# [Set problem]
Copy the lines of the data below verbatim, from the line containing "936, 1442, 967]" through the line containing "chart3-legend-item-household-spending: Employment Impact", including both of those lines.

# [Region boundary data]
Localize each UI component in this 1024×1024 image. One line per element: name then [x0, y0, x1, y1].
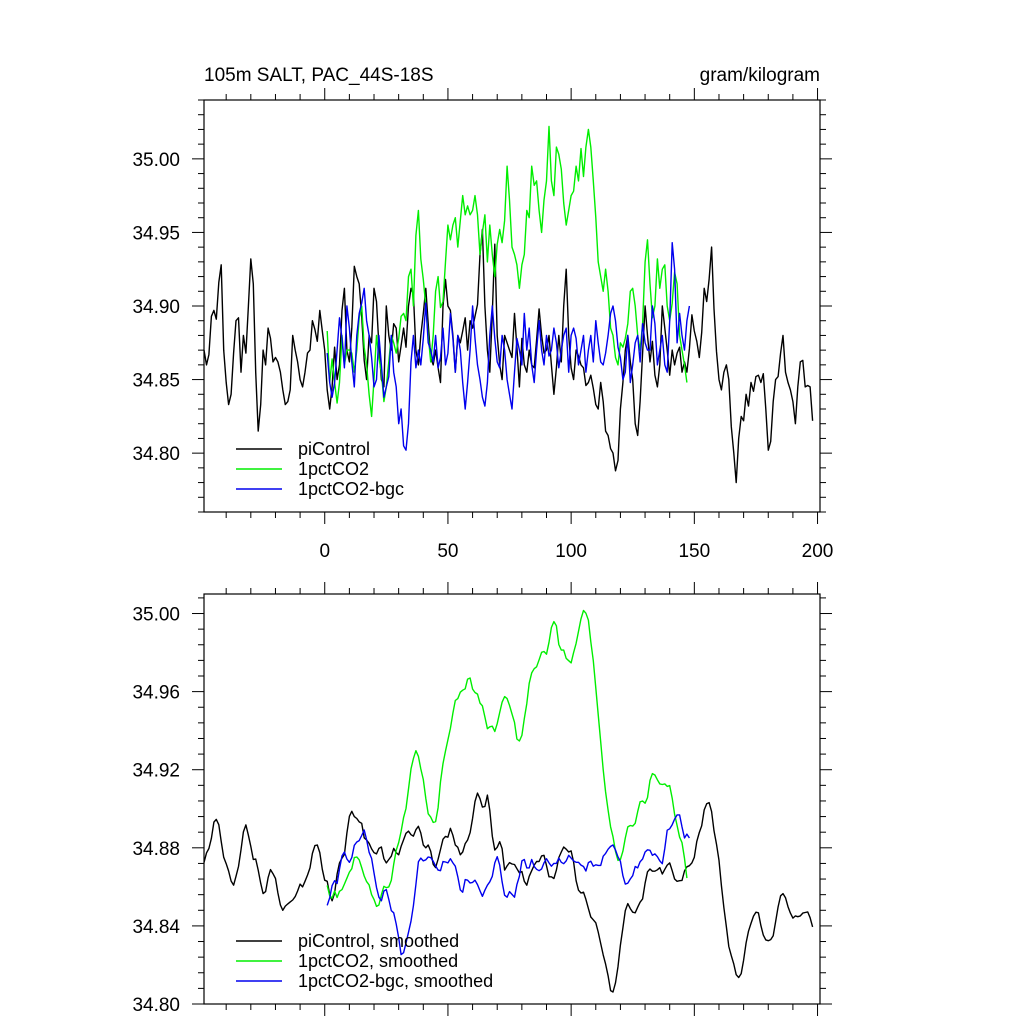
- legend-label: 1pctCO2-bgc: [298, 479, 404, 499]
- y-tick-label: 34.80: [132, 444, 180, 465]
- x-tick-label: 0: [319, 541, 330, 562]
- units-label: gram/kilogram: [699, 65, 820, 86]
- y-tick-label: 35.00: [132, 150, 180, 171]
- x-tick-label: 200: [802, 541, 834, 562]
- series-line-1: [203, 228, 814, 484]
- legend-label: piControl: [298, 439, 370, 459]
- series-line-1: [203, 792, 814, 993]
- legend-label: piControl, smoothed: [298, 931, 459, 951]
- y-tick-label: 34.95: [132, 223, 180, 244]
- y-tick-label: 34.80: [132, 995, 180, 1016]
- series-line-3: [326, 814, 690, 956]
- x-tick-label: 150: [678, 541, 710, 562]
- legend-label: 1pctCO2, smoothed: [298, 951, 458, 971]
- y-tick-label: 34.92: [132, 761, 180, 782]
- series-line-2: [326, 609, 688, 908]
- y-tick-label: 34.88: [132, 839, 180, 860]
- chart-title: 105m SALT, PAC_44S-18S: [204, 65, 434, 86]
- y-tick-label: 34.84: [132, 917, 180, 938]
- plot-frame: [203, 593, 821, 1005]
- series-line-3: [326, 241, 691, 451]
- y-tick-label: 35.00: [132, 605, 180, 626]
- chart-panel-1: 0 50 100 150 200 34.80 34.85 34.90 34.95 35.00 piC…: [132, 88, 833, 562]
- series-line-2: [326, 125, 688, 418]
- chart-panel-2: 34.80 34.84 34.88 34.92 34.96 35.00 piControl,…: [132, 582, 832, 1016]
- x-tick-label: 100: [555, 541, 587, 562]
- y-tick-label: 34.85: [132, 371, 180, 392]
- y-tick-label: 34.96: [132, 683, 180, 704]
- legend-label: 1pctCO2-bgc, smoothed: [298, 971, 493, 991]
- y-tick-label: 34.90: [132, 297, 180, 318]
- legend-label: 1pctCO2: [298, 459, 369, 479]
- plot-frame: [203, 99, 821, 513]
- x-tick-label: 50: [437, 541, 458, 562]
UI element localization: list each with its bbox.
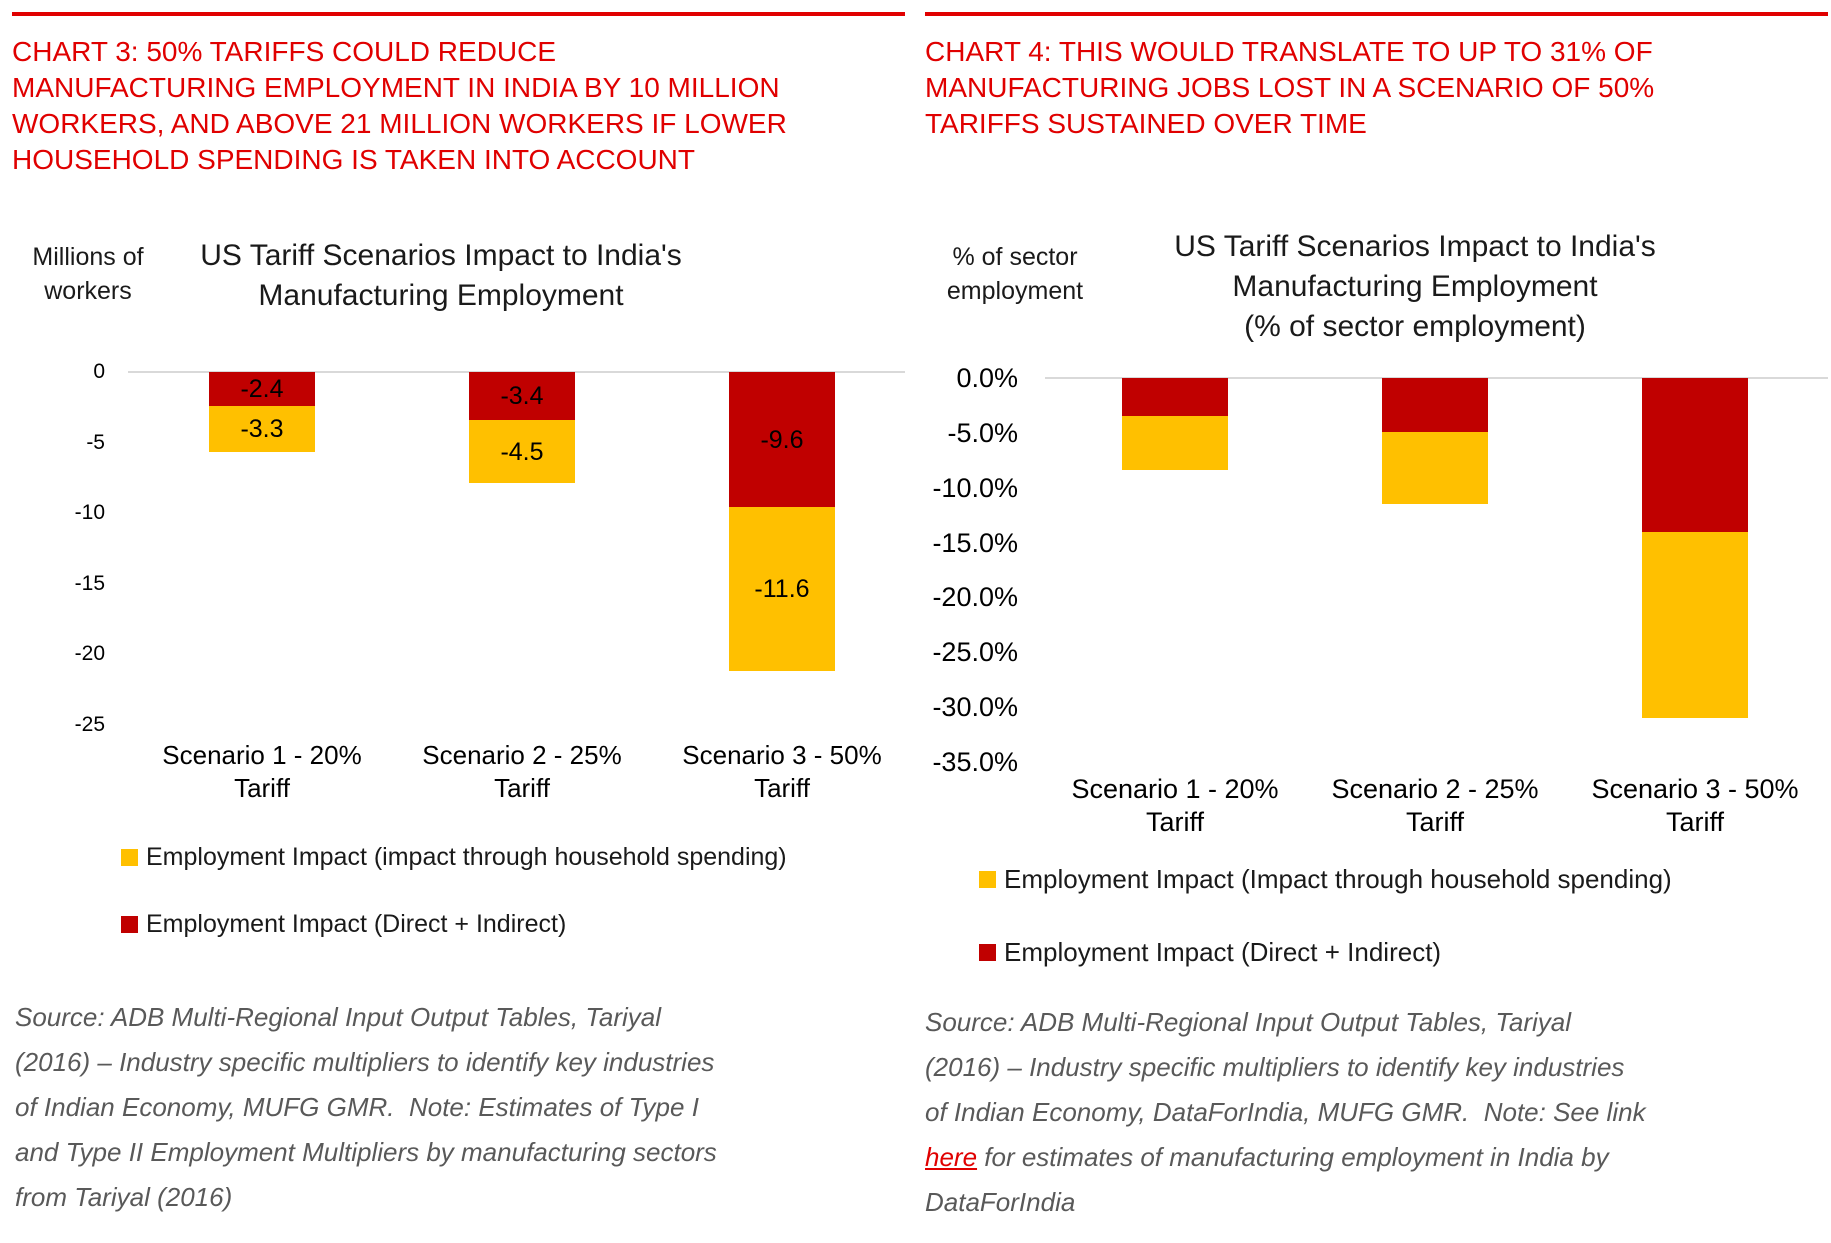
legend-label: Employment Impact (Direct + Indirect)	[1004, 936, 1442, 967]
source-text-after-link: for estimates of manufacturing employmen…	[925, 1142, 1609, 1217]
chart3-x-category-label: Scenario 1 - 20% Tariff	[162, 740, 362, 803]
chart4-source-note: Source: ADB Multi-Regional Input Output …	[925, 1000, 1705, 1225]
source-text-before-link: Source: ADB Multi-Regional Input Output …	[925, 1007, 1646, 1127]
chart3-y-tick-label: -15	[74, 571, 105, 595]
chart3-source-note: Source: ADB Multi-Regional Input Output …	[15, 1002, 717, 1212]
chart4-bar-segment	[1382, 431, 1488, 505]
chart3-x-category-label: Scenario 3 - 50% Tariff	[682, 740, 882, 803]
chart4-x-category-label: Scenario 1 - 20% Tariff	[1071, 774, 1279, 837]
chart3-bar-segment	[469, 372, 575, 420]
red-legend-swatch-icon	[121, 915, 138, 933]
yellow-legend-swatch-icon	[121, 848, 138, 866]
chart3-legend-item-household-spending: Employment Impact (impact through househ…	[121, 842, 787, 872]
chart4-headline: CHART 4: THIS WOULD TRANSLATE TO UP TO 3…	[925, 36, 1655, 139]
here-link[interactable]: here	[925, 1142, 978, 1172]
chart3-bar-value-label: -11.6	[754, 575, 810, 604]
chart3-y-tick-label: -25	[74, 712, 105, 736]
chart4-zero-baseline	[1045, 377, 1828, 379]
chart3-bar-value-label: -3.4	[500, 381, 544, 410]
chart4-bar-segment	[1642, 531, 1748, 719]
chart3-bar-segment	[729, 507, 835, 671]
legend-label: Employment Impact (Impact through househ…	[1004, 863, 1672, 894]
legend-label: Employment Impact (impact through househ…	[146, 842, 787, 871]
chart3-header-rule	[12, 12, 905, 16]
yellow-legend-swatch-icon	[979, 870, 996, 888]
chart3-bar-segment	[209, 405, 315, 453]
chart3-y-tick-label: 0	[93, 360, 105, 383]
chart4-title: US Tariff Scenarios Impact to India's Ma…	[1174, 230, 1656, 343]
chart4-bar-segment	[1382, 378, 1488, 432]
chart4-y-axis-unit-label: % of sector employment	[946, 243, 1084, 305]
chart4-y-tick-label: -30.0%	[932, 692, 1018, 723]
legend-label: Employment Impact (Direct + Indirect)	[146, 909, 567, 938]
chart4-y-tick-label: -20.0%	[932, 582, 1018, 613]
chart4-y-tick-label: -10.0%	[932, 472, 1018, 503]
chart4-legend-item-direct-indirect: Employment Impact (Direct + Indirect)	[979, 937, 1441, 967]
chart3-headline: CHART 3: 50% TARIFFS COULD REDUCE MANUFA…	[12, 36, 787, 175]
chart3-bar-segment	[209, 372, 315, 406]
chart4-y-tick-label: -5.0%	[947, 417, 1018, 448]
chart3-bar-value-label: -4.5	[500, 437, 544, 466]
chart4-legend-item-household-spending: Employment Impact (Impact through househ…	[979, 864, 1672, 894]
chart3-zero-baseline	[128, 371, 905, 373]
chart3-bar-value-label: -9.6	[760, 425, 804, 454]
chart4-y-tick-label: -15.0%	[932, 527, 1018, 558]
chart4-bar-segment	[1642, 378, 1748, 532]
chart3-y-tick-label: -5	[86, 430, 105, 454]
chart3-y-axis-unit-label: Millions of workers	[32, 243, 144, 305]
chart3-bar-segment	[729, 372, 835, 508]
chart3-bar-segment	[469, 419, 575, 484]
chart3-title: US Tariff Scenarios Impact to India's Ma…	[200, 239, 682, 312]
chart4-y-tick-label: -35.0%	[932, 746, 1018, 777]
chart4-y-tick-label: 0.0%	[956, 363, 1018, 393]
chart3-x-category-label: Scenario 2 - 25% Tariff	[422, 740, 622, 803]
chart3-bar-value-label: -2.4	[240, 374, 284, 403]
chart4-y-tick-label: -25.0%	[932, 637, 1018, 668]
red-legend-swatch-icon	[979, 943, 996, 961]
chart4-bar-segment	[1122, 378, 1228, 417]
chart3-legend-item-direct-indirect: Employment Impact (Direct + Indirect)	[121, 909, 566, 939]
chart4-bar-segment	[1122, 416, 1228, 471]
chart4-header-rule	[925, 12, 1828, 16]
chart4-x-category-label: Scenario 3 - 50% Tariff	[1591, 774, 1799, 837]
chart3-y-tick-label: -10	[74, 501, 105, 524]
chart4-x-category-label: Scenario 2 - 25% Tariff	[1331, 774, 1539, 837]
chart3-bar-value-label: -3.3	[240, 415, 284, 444]
chart3-y-tick-label: -20	[74, 642, 105, 665]
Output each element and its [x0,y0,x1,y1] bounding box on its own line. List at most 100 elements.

# [Complete response]
legend-label: Employment Impact (Direct + Indirect)	[1004, 936, 1442, 967]
source-text-after-link: for estimates of manufacturing employmen…	[925, 1142, 1609, 1217]
chart3-x-category-label: Scenario 1 - 20% Tariff	[162, 740, 362, 803]
chart4-source-note: Source: ADB Multi-Regional Input Output …	[925, 1000, 1705, 1225]
source-text-before-link: Source: ADB Multi-Regional Input Output …	[925, 1007, 1646, 1127]
chart3-y-tick-label: -15	[74, 571, 105, 595]
chart3-source-note: Source: ADB Multi-Regional Input Output …	[15, 1002, 717, 1212]
chart4-bar-segment	[1382, 431, 1488, 505]
chart3-x-category-label: Scenario 3 - 50% Tariff	[682, 740, 882, 803]
chart4-x-category-label: Scenario 1 - 20% Tariff	[1071, 774, 1279, 837]
chart3-bar-segment	[469, 372, 575, 420]
red-legend-swatch-icon	[121, 915, 138, 933]
yellow-legend-swatch-icon	[121, 848, 138, 866]
chart3-legend-item-household-spending: Employment Impact (impact through househ…	[121, 842, 787, 872]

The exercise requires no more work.